Supplied information:
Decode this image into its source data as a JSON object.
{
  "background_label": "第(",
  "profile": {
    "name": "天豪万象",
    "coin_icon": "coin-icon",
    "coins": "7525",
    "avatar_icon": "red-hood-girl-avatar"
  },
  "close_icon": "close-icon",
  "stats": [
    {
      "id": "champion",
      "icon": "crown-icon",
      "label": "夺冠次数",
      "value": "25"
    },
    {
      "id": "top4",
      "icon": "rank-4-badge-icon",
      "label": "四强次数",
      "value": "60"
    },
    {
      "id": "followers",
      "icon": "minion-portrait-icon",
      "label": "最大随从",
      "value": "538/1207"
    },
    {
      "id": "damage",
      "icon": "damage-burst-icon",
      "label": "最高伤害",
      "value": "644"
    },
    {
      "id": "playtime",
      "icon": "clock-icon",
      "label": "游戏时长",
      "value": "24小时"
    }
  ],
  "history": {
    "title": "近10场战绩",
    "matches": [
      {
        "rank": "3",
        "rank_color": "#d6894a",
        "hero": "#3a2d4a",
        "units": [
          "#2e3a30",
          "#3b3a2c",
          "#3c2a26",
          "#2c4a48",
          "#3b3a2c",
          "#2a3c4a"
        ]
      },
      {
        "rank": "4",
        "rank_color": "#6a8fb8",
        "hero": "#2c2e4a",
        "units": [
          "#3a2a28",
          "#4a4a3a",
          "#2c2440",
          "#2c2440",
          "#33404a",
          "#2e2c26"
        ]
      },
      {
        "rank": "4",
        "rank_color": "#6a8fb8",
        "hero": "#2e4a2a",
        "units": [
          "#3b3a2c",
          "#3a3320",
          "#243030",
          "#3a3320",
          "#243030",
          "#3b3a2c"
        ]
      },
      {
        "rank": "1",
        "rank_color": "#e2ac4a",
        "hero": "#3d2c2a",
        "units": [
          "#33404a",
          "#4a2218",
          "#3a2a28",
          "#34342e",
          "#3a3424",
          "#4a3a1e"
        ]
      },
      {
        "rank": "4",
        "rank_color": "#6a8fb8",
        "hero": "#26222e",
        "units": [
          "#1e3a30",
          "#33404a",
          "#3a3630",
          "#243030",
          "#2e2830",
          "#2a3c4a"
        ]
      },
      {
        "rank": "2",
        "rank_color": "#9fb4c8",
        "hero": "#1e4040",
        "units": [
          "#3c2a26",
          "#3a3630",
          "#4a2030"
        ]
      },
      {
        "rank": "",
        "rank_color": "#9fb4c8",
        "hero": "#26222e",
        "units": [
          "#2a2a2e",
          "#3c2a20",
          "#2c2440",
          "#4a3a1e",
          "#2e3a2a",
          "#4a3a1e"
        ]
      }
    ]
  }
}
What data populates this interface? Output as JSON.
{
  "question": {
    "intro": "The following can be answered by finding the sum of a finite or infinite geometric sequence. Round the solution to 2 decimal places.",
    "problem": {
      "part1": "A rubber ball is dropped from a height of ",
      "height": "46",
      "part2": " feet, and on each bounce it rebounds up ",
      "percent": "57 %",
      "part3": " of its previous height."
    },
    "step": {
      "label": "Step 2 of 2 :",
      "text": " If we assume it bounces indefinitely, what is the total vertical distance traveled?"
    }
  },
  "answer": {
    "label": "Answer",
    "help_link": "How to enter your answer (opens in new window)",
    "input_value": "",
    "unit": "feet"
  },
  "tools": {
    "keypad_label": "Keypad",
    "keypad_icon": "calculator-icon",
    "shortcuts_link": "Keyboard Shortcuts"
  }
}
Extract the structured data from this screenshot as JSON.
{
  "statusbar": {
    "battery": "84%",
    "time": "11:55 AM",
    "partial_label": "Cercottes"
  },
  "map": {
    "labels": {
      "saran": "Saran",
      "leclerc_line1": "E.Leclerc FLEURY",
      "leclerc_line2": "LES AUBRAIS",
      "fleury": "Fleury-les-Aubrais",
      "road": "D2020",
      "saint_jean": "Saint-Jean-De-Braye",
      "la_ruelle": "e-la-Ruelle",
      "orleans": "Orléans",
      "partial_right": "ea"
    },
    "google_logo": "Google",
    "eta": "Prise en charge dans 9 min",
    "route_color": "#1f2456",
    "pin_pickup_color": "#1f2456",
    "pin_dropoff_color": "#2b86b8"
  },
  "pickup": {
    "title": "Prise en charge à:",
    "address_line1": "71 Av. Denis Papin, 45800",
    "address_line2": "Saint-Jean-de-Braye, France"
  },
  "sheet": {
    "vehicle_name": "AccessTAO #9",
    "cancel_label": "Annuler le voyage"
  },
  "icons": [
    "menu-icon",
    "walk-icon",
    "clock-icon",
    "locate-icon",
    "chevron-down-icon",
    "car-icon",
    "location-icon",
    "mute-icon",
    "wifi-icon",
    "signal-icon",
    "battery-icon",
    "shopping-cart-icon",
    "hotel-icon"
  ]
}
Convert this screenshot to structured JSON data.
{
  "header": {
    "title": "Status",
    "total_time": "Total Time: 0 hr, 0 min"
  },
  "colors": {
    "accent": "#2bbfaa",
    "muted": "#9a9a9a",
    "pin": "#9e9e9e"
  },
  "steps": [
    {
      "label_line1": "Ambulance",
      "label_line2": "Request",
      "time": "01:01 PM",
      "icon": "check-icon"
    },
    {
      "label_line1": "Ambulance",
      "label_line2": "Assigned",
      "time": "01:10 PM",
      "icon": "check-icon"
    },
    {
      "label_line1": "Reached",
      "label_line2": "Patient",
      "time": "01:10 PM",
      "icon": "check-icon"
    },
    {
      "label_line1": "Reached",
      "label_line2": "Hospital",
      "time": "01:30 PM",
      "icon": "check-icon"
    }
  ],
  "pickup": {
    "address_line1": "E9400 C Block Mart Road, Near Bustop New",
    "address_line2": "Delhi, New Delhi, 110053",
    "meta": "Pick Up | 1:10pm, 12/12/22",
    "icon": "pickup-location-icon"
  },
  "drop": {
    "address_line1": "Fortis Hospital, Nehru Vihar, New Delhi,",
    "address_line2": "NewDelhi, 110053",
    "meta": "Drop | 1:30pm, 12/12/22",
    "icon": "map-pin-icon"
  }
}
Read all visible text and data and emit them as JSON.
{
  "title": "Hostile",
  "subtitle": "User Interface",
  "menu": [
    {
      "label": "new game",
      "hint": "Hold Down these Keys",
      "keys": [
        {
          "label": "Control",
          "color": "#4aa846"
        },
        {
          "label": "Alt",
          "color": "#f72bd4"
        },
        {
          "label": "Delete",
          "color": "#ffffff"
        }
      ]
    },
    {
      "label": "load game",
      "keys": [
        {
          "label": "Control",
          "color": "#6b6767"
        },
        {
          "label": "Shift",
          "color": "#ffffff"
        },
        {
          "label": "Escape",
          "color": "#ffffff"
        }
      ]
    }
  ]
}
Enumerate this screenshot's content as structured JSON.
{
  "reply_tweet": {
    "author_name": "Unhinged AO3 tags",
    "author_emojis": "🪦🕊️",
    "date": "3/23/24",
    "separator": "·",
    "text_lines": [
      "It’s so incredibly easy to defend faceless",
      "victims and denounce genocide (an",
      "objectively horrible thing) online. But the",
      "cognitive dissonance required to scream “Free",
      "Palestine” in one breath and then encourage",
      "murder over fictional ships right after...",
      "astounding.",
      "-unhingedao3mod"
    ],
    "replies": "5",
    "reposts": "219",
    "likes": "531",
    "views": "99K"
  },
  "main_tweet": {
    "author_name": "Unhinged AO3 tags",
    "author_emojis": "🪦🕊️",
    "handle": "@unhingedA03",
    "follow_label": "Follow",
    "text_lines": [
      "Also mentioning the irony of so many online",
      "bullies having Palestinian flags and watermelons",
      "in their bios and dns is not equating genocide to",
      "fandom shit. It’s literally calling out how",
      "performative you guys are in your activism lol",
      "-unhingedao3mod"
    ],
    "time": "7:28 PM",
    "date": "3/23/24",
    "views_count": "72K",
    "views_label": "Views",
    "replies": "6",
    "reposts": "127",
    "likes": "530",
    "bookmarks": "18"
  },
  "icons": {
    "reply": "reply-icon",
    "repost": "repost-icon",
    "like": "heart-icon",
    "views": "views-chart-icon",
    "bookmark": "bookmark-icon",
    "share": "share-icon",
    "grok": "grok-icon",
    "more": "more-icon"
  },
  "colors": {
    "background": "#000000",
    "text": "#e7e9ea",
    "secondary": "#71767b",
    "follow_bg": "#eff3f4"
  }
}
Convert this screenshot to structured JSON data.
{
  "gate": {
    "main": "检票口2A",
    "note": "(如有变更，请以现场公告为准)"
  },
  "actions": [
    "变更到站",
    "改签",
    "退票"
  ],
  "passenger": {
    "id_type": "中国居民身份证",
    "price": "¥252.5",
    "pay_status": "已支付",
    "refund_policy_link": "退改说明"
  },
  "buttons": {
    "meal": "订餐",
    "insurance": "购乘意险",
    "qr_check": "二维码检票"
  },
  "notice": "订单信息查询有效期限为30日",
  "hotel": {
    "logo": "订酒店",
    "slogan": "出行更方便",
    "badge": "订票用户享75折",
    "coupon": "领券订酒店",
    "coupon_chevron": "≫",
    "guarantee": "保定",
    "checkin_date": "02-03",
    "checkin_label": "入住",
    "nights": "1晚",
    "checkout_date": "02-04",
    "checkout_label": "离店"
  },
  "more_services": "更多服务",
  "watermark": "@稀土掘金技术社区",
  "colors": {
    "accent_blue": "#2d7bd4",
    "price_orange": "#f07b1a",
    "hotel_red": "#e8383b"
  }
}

Exercise requirements: Scan the listing above and copy all lines containing the word "meta".

Correct answer:
    "meta": "Pick Up | 1:10pm, 12/12/22",
    "meta": "Drop | 1:30pm, 12/12/22",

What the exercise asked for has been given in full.